**Information provided:**
● ● ● ● ●

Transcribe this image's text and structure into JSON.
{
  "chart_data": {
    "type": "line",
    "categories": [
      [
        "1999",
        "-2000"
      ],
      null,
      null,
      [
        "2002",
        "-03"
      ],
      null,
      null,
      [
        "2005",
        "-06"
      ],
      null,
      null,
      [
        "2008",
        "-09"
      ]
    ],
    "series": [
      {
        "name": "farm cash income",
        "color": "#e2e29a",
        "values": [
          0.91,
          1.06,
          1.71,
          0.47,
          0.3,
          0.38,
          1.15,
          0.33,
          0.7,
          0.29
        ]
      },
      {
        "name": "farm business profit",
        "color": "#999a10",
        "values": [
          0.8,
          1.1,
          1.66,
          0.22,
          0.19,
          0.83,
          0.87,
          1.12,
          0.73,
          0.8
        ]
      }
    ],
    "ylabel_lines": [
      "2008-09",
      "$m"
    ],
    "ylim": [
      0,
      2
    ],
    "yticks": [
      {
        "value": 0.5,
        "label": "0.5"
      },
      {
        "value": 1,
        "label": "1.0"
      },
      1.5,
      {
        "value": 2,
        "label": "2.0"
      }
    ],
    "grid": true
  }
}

● ● ● ● ●

**Task statement:** Extract the entries above verbatim.

**Exercise response:**
Transcribe this image's text and structure into JSON.
{
  "chart_data": {
    "type": "line",
    "categories": [
      [
        "1999",
        "-2000"
      ],
      null,
      null,
      [
        "2002",
        "-03"
      ],
      null,
      null,
      [
        "2005",
        "-06"
      ],
      null,
      null,
      [
        "2008",
        "-09"
      ]
    ],
    "series": [
      {
        "name": "farm cash income",
        "color": "#e2e29a",
        "values": [
          0.91,
          1.06,
          1.71,
          0.47,
          0.3,
          0.38,
          1.15,
          0.33,
          0.7,
          0.29
        ]
      },
      {
        "name": "farm business profit",
        "color": "#999a10",
        "values": [
          0.8,
          1.1,
          1.66,
          0.22,
          0.19,
          0.83,
          0.87,
          1.12,
          0.73,
          0.8
        ]
      }
    ],
    "ylabel_lines": [
      "2008-09",
      "$m"
    ],
    "ylim": [
      0,
      2
    ],
    "yticks": [
      {
        "value": 0.5,
        "label": "0.5"
      },
      {
        "value": 1,
        "label": "1.0"
      },
      1.5,
      {
        "value": 2,
        "label": "2.0"
      }
    ],
    "grid": true
  }
}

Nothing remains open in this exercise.